Entries from a dataset
'''
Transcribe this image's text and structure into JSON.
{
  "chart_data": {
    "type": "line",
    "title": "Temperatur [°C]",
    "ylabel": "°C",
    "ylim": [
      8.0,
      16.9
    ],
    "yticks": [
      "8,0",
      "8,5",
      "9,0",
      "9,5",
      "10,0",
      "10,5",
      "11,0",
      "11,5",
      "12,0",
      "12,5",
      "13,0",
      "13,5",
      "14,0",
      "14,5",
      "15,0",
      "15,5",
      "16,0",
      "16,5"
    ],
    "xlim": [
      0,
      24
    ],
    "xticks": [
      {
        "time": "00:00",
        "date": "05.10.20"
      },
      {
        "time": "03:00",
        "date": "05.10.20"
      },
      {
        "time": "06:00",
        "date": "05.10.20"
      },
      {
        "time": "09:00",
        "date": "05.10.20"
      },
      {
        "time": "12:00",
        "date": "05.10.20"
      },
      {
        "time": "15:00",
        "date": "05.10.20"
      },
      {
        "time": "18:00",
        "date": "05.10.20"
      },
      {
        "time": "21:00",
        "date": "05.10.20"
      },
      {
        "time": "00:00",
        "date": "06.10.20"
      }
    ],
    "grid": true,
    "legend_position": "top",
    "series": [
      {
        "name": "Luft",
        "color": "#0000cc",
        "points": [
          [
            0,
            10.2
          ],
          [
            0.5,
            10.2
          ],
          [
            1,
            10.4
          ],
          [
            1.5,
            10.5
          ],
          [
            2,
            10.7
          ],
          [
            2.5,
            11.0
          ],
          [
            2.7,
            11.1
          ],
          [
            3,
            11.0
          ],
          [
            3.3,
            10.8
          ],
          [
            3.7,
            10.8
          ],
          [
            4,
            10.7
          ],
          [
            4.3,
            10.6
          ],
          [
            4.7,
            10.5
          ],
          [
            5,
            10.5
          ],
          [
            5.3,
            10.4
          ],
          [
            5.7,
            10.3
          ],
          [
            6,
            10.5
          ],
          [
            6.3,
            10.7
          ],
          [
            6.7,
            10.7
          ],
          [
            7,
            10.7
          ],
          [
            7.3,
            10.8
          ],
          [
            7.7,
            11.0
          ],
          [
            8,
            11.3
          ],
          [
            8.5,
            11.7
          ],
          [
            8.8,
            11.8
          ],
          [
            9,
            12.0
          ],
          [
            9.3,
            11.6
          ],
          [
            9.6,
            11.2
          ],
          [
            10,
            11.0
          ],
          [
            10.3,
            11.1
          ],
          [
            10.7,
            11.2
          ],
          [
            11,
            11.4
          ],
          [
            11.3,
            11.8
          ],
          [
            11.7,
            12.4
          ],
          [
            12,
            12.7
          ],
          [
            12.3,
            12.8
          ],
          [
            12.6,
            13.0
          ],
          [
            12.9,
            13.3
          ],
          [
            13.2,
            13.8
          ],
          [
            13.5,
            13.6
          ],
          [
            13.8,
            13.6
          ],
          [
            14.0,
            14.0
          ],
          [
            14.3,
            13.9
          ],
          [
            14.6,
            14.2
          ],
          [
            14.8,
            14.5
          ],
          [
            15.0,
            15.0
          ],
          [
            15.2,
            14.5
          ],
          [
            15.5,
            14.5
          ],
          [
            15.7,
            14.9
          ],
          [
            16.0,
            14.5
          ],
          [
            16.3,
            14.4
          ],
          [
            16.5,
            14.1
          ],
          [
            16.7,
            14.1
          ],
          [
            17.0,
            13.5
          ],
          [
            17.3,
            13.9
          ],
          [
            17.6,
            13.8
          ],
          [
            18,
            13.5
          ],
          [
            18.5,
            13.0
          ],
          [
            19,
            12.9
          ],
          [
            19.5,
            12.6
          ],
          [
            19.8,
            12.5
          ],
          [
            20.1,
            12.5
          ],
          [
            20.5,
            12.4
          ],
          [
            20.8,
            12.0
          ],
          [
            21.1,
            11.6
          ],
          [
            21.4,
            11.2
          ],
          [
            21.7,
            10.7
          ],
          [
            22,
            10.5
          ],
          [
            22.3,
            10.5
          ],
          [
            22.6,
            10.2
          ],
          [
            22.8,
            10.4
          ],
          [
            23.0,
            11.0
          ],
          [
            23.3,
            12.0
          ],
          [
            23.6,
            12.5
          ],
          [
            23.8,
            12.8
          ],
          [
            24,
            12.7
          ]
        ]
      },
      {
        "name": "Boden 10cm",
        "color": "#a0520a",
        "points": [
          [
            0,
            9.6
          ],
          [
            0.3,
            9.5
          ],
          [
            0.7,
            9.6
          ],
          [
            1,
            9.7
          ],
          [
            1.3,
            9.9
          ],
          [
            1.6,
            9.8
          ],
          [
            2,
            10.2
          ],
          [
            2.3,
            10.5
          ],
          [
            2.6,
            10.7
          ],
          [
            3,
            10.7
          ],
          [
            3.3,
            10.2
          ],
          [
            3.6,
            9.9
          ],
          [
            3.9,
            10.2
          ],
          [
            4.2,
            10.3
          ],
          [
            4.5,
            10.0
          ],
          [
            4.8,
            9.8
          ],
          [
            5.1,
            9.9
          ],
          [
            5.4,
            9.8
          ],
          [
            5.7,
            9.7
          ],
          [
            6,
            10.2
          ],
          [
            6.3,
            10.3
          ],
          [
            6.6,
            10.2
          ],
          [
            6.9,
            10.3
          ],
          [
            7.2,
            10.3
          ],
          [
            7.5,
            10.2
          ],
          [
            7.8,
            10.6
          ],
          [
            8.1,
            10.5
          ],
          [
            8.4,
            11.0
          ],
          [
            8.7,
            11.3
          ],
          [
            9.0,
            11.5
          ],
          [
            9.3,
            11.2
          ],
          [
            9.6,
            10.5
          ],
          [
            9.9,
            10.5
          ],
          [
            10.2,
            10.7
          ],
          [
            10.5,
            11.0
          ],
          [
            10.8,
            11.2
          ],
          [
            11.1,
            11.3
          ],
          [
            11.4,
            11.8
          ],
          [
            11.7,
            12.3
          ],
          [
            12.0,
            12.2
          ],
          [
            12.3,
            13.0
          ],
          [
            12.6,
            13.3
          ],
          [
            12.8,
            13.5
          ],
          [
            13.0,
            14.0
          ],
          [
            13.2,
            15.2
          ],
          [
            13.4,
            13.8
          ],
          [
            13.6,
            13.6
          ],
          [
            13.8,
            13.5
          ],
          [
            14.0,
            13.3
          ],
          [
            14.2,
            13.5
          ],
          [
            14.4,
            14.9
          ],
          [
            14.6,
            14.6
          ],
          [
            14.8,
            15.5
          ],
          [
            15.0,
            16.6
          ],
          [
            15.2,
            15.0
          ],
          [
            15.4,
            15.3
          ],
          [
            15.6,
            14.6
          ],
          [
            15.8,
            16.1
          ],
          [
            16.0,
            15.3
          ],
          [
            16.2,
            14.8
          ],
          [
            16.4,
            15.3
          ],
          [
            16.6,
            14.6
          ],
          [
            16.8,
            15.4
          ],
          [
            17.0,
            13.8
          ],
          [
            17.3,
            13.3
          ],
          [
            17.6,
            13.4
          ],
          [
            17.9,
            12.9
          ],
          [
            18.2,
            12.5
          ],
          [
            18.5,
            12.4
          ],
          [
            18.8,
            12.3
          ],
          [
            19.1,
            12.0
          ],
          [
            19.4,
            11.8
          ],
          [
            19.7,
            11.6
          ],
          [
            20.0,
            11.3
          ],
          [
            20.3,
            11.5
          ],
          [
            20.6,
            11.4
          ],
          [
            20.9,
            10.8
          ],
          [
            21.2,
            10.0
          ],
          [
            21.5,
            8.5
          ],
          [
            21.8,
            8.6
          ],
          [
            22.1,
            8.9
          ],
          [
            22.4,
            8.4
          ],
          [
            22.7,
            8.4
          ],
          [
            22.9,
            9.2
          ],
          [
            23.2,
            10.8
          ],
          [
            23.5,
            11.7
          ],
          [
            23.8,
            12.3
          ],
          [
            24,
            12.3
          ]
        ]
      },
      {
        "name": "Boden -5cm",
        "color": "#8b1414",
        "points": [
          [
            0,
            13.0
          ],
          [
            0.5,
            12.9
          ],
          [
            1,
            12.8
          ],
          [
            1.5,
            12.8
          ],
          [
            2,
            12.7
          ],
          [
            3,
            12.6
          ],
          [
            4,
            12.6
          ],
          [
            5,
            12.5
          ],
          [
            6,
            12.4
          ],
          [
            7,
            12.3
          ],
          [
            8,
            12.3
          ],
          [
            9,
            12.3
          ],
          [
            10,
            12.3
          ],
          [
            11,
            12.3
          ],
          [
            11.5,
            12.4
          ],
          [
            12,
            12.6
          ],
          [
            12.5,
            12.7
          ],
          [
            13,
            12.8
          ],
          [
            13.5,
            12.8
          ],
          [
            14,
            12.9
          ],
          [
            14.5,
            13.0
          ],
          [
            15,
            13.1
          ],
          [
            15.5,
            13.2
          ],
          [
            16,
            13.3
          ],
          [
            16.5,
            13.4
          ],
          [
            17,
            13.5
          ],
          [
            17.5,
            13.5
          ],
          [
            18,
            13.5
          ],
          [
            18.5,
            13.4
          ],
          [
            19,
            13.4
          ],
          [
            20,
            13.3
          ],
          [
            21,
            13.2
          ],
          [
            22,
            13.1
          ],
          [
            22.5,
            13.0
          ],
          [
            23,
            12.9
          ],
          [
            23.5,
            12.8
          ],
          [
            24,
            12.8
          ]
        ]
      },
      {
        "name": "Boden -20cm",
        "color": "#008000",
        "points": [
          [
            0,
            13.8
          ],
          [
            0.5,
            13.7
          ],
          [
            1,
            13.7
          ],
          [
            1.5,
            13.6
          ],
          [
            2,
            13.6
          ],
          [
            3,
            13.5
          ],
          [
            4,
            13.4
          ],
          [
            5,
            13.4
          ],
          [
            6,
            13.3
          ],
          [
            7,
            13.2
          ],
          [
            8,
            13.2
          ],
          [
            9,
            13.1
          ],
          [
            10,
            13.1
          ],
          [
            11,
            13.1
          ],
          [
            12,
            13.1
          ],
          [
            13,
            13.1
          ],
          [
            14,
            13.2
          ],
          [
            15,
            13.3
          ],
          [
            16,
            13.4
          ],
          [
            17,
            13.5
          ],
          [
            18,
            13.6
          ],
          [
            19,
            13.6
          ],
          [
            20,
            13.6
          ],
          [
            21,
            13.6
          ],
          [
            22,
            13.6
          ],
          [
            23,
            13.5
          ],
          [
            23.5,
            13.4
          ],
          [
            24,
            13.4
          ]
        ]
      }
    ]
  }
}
'''
:: Written task ::
Your answer should be a single number: the count of lines in the material above that contain "time".

:: Output for this exercise ::
9